TASK TO CARRY OUT — Give the entries again exactly, every one of them.

[Excerpt from a dataset]
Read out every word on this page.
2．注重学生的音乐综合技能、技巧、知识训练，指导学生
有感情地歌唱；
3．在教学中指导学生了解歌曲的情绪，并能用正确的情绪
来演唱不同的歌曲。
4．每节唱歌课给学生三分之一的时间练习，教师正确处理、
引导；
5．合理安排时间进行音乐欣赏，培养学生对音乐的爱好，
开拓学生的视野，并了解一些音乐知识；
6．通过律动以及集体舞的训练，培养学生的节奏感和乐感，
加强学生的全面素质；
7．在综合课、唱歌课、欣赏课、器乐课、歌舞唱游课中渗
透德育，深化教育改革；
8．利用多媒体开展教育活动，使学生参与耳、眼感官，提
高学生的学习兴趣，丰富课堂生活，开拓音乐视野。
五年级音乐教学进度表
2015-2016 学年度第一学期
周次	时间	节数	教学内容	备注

RESPONSE TO THE TASK —
Read out every word on this page.
2．注重学生的音乐综合技能、技巧、知识训练，指导学生
有感情地歌唱；
3．在教学中指导学生了解歌曲的情绪，并能用正确的情绪
来演唱不同的歌曲。
4．每节唱歌课给学生三分之一的时间练习，教师正确处理、
引导；
5．合理安排时间进行音乐欣赏，培养学生对音乐的爱好，
开拓学生的视野，并了解一些音乐知识；
6．通过律动以及集体舞的训练，培养学生的节奏感和乐感，
加强学生的全面素质；
7．在综合课、唱歌课、欣赏课、器乐课、歌舞唱游课中渗
透德育，深化教育改革；
8．利用多媒体开展教育活动，使学生参与耳、眼感官，提
高学生的学习兴趣，丰富课堂生活，开拓音乐视野。
五年级音乐教学进度表
2015-2016 学年度第一学期
周次	时间	节数	教学内容	备注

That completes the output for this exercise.